■ Exercise ■
Give back the full material, exactly as it reads.

** Begin Data lines **

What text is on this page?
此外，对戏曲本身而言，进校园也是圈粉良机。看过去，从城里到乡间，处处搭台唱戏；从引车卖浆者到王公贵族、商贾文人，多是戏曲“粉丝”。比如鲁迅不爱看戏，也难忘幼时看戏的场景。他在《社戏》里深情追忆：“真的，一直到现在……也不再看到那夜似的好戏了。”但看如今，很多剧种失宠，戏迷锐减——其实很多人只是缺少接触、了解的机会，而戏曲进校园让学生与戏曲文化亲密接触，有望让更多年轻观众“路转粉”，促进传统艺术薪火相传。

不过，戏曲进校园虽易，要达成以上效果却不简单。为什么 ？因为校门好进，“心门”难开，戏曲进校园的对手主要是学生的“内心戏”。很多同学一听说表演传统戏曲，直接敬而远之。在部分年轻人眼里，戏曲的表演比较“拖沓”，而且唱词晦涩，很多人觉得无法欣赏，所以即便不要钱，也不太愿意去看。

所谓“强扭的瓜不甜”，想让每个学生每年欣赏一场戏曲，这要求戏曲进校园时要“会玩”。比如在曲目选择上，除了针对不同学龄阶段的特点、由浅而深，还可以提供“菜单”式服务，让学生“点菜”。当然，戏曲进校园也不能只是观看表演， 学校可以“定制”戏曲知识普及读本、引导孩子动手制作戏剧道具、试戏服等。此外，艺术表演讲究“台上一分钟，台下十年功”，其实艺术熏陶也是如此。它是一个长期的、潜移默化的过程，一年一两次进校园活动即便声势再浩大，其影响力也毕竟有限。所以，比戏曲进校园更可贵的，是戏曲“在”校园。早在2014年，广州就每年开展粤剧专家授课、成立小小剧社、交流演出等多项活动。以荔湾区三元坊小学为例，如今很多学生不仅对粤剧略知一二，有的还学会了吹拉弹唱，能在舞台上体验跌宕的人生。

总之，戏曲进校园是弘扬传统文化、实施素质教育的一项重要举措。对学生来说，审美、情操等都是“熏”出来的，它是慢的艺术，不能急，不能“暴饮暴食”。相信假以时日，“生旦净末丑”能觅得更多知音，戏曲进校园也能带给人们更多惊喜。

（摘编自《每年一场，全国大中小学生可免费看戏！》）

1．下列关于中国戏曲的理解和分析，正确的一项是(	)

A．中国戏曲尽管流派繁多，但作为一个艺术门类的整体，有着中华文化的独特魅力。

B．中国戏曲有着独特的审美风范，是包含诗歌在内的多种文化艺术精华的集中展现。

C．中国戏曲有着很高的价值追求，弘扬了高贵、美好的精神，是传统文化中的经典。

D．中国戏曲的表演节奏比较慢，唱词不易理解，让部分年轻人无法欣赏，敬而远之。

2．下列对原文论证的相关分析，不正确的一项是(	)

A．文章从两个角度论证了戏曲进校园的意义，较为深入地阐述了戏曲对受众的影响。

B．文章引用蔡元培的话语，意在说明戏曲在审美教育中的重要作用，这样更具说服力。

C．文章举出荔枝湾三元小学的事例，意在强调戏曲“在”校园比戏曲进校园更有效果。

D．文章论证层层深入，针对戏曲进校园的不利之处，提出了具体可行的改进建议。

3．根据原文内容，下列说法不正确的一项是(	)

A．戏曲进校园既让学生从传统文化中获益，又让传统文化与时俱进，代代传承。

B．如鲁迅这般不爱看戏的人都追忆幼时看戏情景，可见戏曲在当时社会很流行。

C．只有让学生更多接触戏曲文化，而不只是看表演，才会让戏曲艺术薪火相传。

** End Data lines **

■ Solution to the problem ■
What text is on this page?
此外，对戏曲本身而言，进校园也是圈粉良机。看过去，从城里到乡间，处处搭台唱戏；从引车卖浆者到王公贵族、商贾文人，多是戏曲“粉丝”。比如鲁迅不爱看戏，也难忘幼时看戏的场景。他在《社戏》里深情追忆：“真的，一直到现在……也不再看到那夜似的好戏了。”但看如今，很多剧种失宠，戏迷锐减——其实很多人只是缺少接触、了解的机会，而戏曲进校园让学生与戏曲文化亲密接触，有望让更多年轻观众“路转粉”，促进传统艺术薪火相传。

不过，戏曲进校园虽易，要达成以上效果却不简单。为什么 ？因为校门好进，“心门”难开，戏曲进校园的对手主要是学生的“内心戏”。很多同学一听说表演传统戏曲，直接敬而远之。在部分年轻人眼里，戏曲的表演比较“拖沓”，而且唱词晦涩，很多人觉得无法欣赏，所以即便不要钱，也不太愿意去看。

所谓“强扭的瓜不甜”，想让每个学生每年欣赏一场戏曲，这要求戏曲进校园时要“会玩”。比如在曲目选择上，除了针对不同学龄阶段的特点、由浅而深，还可以提供“菜单”式服务，让学生“点菜”。当然，戏曲进校园也不能只是观看表演， 学校可以“定制”戏曲知识普及读本、引导孩子动手制作戏剧道具、试戏服等。此外，艺术表演讲究“台上一分钟，台下十年功”，其实艺术熏陶也是如此。它是一个长期的、潜移默化的过程，一年一两次进校园活动即便声势再浩大，其影响力也毕竟有限。所以，比戏曲进校园更可贵的，是戏曲“在”校园。早在2014年，广州就每年开展粤剧专家授课、成立小小剧社、交流演出等多项活动。以荔湾区三元坊小学为例，如今很多学生不仅对粤剧略知一二，有的还学会了吹拉弹唱，能在舞台上体验跌宕的人生。

总之，戏曲进校园是弘扬传统文化、实施素质教育的一项重要举措。对学生来说，审美、情操等都是“熏”出来的，它是慢的艺术，不能急，不能“暴饮暴食”。相信假以时日，“生旦净末丑”能觅得更多知音，戏曲进校园也能带给人们更多惊喜。

（摘编自《每年一场，全国大中小学生可免费看戏！》）

1．下列关于中国戏曲的理解和分析，正确的一项是(	)

A．中国戏曲尽管流派繁多，但作为一个艺术门类的整体，有着中华文化的独特魅力。

B．中国戏曲有着独特的审美风范，是包含诗歌在内的多种文化艺术精华的集中展现。

C．中国戏曲有着很高的价值追求，弘扬了高贵、美好的精神，是传统文化中的经典。

D．中国戏曲的表演节奏比较慢，唱词不易理解，让部分年轻人无法欣赏，敬而远之。

2．下列对原文论证的相关分析，不正确的一项是(	)

A．文章从两个角度论证了戏曲进校园的意义，较为深入地阐述了戏曲对受众的影响。

B．文章引用蔡元培的话语，意在说明戏曲在审美教育中的重要作用，这样更具说服力。

C．文章举出荔枝湾三元小学的事例，意在强调戏曲“在”校园比戏曲进校园更有效果。

D．文章论证层层深入，针对戏曲进校园的不利之处，提出了具体可行的改进建议。

3．根据原文内容，下列说法不正确的一项是(	)

A．戏曲进校园既让学生从传统文化中获益，又让传统文化与时俱进，代代传承。

B．如鲁迅这般不爱看戏的人都追忆幼时看戏情景，可见戏曲在当时社会很流行。

C．只有让学生更多接触戏曲文化，而不只是看表演，才会让戏曲艺术薪火相传。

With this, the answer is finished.